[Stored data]
* START *

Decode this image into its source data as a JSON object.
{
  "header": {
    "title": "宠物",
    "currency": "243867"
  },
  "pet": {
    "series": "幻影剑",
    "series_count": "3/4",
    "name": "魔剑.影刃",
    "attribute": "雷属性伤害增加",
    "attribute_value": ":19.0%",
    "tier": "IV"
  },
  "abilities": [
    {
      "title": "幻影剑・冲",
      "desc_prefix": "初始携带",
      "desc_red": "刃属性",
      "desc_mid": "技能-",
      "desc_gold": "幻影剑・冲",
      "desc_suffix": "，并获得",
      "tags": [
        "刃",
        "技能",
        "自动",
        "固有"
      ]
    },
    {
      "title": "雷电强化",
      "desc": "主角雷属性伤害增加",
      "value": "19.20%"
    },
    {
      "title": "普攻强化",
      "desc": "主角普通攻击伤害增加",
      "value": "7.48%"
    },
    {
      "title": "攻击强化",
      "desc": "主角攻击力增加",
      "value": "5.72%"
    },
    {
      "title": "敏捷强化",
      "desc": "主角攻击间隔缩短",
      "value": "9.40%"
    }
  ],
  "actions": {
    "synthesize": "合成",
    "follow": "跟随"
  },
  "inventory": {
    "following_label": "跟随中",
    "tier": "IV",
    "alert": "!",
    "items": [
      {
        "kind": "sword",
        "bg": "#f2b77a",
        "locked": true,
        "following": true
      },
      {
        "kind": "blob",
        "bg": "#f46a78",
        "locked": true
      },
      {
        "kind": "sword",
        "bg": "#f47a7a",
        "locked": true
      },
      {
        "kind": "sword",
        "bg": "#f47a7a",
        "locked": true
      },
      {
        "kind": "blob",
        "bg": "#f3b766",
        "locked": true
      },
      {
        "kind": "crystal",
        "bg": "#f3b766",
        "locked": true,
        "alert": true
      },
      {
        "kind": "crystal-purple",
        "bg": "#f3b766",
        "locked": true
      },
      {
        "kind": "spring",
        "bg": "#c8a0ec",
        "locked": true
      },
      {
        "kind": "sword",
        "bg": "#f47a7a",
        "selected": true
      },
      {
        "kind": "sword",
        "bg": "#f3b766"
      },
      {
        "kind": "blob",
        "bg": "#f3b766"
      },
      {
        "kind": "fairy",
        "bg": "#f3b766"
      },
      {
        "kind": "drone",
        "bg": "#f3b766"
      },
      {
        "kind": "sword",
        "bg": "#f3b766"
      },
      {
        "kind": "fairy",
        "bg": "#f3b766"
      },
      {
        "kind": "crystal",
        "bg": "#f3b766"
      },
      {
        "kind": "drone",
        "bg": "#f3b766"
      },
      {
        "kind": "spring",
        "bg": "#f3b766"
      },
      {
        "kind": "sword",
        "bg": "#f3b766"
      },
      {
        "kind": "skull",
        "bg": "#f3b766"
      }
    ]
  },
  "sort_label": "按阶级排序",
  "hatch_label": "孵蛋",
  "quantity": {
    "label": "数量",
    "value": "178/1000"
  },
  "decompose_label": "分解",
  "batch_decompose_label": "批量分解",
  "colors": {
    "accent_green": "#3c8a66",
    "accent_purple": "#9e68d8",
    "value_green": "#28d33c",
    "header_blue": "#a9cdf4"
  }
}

* END *

TASK PROMPT: Output every line above without altering anything.

FULL SOLUTION:
Decode this image into its source data as a JSON object.
{
  "header": {
    "title": "宠物",
    "currency": "243867"
  },
  "pet": {
    "series": "幻影剑",
    "series_count": "3/4",
    "name": "魔剑.影刃",
    "attribute": "雷属性伤害增加",
    "attribute_value": ":19.0%",
    "tier": "IV"
  },
  "abilities": [
    {
      "title": "幻影剑・冲",
      "desc_prefix": "初始携带",
      "desc_red": "刃属性",
      "desc_mid": "技能-",
      "desc_gold": "幻影剑・冲",
      "desc_suffix": "，并获得",
      "tags": [
        "刃",
        "技能",
        "自动",
        "固有"
      ]
    },
    {
      "title": "雷电强化",
      "desc": "主角雷属性伤害增加",
      "value": "19.20%"
    },
    {
      "title": "普攻强化",
      "desc": "主角普通攻击伤害增加",
      "value": "7.48%"
    },
    {
      "title": "攻击强化",
      "desc": "主角攻击力增加",
      "value": "5.72%"
    },
    {
      "title": "敏捷强化",
      "desc": "主角攻击间隔缩短",
      "value": "9.40%"
    }
  ],
  "actions": {
    "synthesize": "合成",
    "follow": "跟随"
  },
  "inventory": {
    "following_label": "跟随中",
    "tier": "IV",
    "alert": "!",
    "items": [
      {
        "kind": "sword",
        "bg": "#f2b77a",
        "locked": true,
        "following": true
      },
      {
        "kind": "blob",
        "bg": "#f46a78",
        "locked": true
      },
      {
        "kind": "sword",
        "bg": "#f47a7a",
        "locked": true
      },
      {
        "kind": "sword",
        "bg": "#f47a7a",
        "locked": true
      },
      {
        "kind": "blob",
        "bg": "#f3b766",
        "locked": true
      },
      {
        "kind": "crystal",
        "bg": "#f3b766",
        "locked": true,
        "alert": true
      },
      {
        "kind": "crystal-purple",
        "bg": "#f3b766",
        "locked": true
      },
      {
        "kind": "spring",
        "bg": "#c8a0ec",
        "locked": true
      },
      {
        "kind": "sword",
        "bg": "#f47a7a",
        "selected": true
      },
      {
        "kind": "sword",
        "bg": "#f3b766"
      },
      {
        "kind": "blob",
        "bg": "#f3b766"
      },
      {
        "kind": "fairy",
        "bg": "#f3b766"
      },
      {
        "kind": "drone",
        "bg": "#f3b766"
      },
      {
        "kind": "sword",
        "bg": "#f3b766"
      },
      {
        "kind": "fairy",
        "bg": "#f3b766"
      },
      {
        "kind": "crystal",
        "bg": "#f3b766"
      },
      {
        "kind": "drone",
        "bg": "#f3b766"
      },
      {
        "kind": "spring",
        "bg": "#f3b766"
      },
      {
        "kind": "sword",
        "bg": "#f3b766"
      },
      {
        "kind": "skull",
        "bg": "#f3b766"
      }
    ]
  },
  "sort_label": "按阶级排序",
  "hatch_label": "孵蛋",
  "quantity": {
    "label": "数量",
    "value": "178/1000"
  },
  "decompose_label": "分解",
  "batch_decompose_label": "批量分解",
  "colors": {
    "accent_green": "#3c8a66",
    "accent_purple": "#9e68d8",
    "value_green": "#28d33c",
    "header_blue": "#a9cdf4"
  }
}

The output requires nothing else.